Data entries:

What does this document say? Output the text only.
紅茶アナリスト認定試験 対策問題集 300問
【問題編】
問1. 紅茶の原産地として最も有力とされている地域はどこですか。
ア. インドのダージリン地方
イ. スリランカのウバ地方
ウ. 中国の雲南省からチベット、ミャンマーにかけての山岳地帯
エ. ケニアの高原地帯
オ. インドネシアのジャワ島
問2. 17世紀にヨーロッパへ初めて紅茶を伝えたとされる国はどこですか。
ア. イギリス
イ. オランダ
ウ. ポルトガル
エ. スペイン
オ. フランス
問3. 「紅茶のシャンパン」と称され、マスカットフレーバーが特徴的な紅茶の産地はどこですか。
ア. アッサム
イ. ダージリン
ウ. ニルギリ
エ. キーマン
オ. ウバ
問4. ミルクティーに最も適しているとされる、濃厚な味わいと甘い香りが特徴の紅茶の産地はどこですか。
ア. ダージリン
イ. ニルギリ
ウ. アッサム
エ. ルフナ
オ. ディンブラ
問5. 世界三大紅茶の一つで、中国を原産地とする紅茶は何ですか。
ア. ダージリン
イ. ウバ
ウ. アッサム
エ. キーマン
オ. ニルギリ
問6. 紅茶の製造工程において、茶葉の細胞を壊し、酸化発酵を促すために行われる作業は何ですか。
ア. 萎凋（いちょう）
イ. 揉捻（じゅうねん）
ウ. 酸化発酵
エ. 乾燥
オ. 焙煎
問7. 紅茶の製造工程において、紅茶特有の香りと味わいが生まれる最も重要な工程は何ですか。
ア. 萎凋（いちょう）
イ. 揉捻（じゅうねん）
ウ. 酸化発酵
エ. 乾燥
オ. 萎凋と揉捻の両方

• _THE TASK_: Every entry must be quoted exactly as it appears above.

• _THE RESPONSE_:
What does this document say? Output the text only.
紅茶アナリスト認定試験 対策問題集 300問
【問題編】
問1. 紅茶の原産地として最も有力とされている地域はどこですか。
ア. インドのダージリン地方
イ. スリランカのウバ地方
ウ. 中国の雲南省からチベット、ミャンマーにかけての山岳地帯
エ. ケニアの高原地帯
オ. インドネシアのジャワ島
問2. 17世紀にヨーロッパへ初めて紅茶を伝えたとされる国はどこですか。
ア. イギリス
イ. オランダ
ウ. ポルトガル
エ. スペイン
オ. フランス
問3. 「紅茶のシャンパン」と称され、マスカットフレーバーが特徴的な紅茶の産地はどこですか。
ア. アッサム
イ. ダージリン
ウ. ニルギリ
エ. キーマン
オ. ウバ
問4. ミルクティーに最も適しているとされる、濃厚な味わいと甘い香りが特徴の紅茶の産地はどこですか。
ア. ダージリン
イ. ニルギリ
ウ. アッサム
エ. ルフナ
オ. ディンブラ
問5. 世界三大紅茶の一つで、中国を原産地とする紅茶は何ですか。
ア. ダージリン
イ. ウバ
ウ. アッサム
エ. キーマン
オ. ニルギリ
問6. 紅茶の製造工程において、茶葉の細胞を壊し、酸化発酵を促すために行われる作業は何ですか。
ア. 萎凋（いちょう）
イ. 揉捻（じゅうねん）
ウ. 酸化発酵
エ. 乾燥
オ. 焙煎
問7. 紅茶の製造工程において、紅茶特有の香りと味わいが生まれる最も重要な工程は何ですか。
ア. 萎凋（いちょう）
イ. 揉捻（じゅうねん）
ウ. 酸化発酵
エ. 乾燥
オ. 萎凋と揉捻の両方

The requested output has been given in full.